* [Exercise objective]: Find each line holding the word "document" and give the number of such lines, nothing else.

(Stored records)

● ● ● ● ● ● ●

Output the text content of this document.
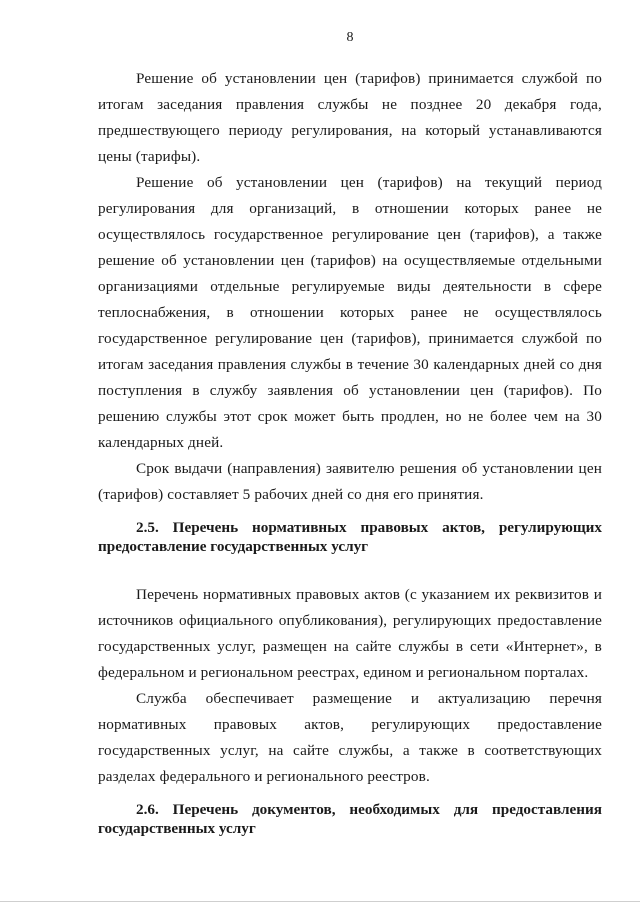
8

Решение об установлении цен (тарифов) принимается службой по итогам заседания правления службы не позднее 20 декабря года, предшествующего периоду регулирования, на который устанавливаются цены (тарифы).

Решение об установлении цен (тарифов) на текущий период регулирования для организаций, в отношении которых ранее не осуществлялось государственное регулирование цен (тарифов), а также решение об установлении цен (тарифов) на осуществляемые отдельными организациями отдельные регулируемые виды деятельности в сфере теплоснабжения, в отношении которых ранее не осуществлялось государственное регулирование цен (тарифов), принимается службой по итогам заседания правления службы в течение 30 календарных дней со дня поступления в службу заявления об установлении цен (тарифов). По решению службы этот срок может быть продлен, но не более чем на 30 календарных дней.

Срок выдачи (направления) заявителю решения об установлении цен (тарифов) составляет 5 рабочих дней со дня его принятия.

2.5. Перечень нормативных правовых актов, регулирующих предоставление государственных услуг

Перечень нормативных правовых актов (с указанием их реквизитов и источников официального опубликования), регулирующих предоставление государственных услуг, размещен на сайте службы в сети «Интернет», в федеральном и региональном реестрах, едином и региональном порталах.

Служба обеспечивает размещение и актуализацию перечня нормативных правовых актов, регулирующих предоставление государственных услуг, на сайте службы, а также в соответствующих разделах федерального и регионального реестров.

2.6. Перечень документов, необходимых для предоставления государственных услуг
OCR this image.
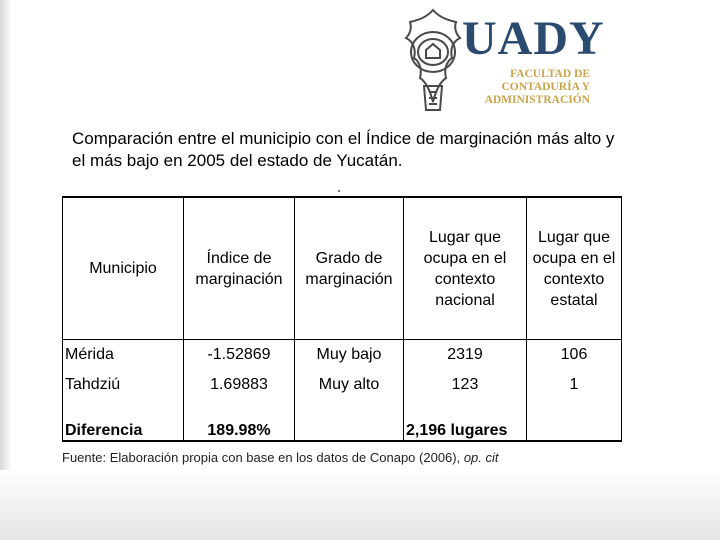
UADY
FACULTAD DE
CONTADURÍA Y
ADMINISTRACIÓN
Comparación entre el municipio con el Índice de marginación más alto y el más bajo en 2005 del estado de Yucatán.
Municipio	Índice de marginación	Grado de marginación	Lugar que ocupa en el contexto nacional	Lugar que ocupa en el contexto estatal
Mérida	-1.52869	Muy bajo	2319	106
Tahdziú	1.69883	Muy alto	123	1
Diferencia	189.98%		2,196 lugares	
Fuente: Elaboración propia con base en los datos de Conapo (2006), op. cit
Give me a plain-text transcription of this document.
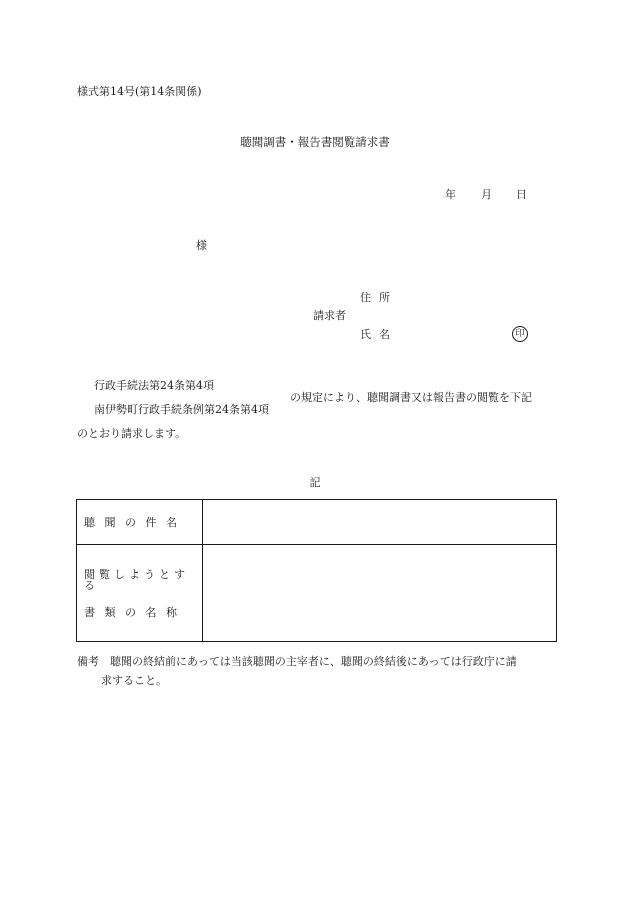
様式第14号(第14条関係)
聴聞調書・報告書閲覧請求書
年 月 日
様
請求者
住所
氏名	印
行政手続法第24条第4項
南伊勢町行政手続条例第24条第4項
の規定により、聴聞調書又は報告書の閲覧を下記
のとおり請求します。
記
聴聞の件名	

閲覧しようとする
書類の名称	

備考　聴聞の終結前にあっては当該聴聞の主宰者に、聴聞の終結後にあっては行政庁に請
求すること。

● ● ● ● ● ● ●

* [Written answer]: 2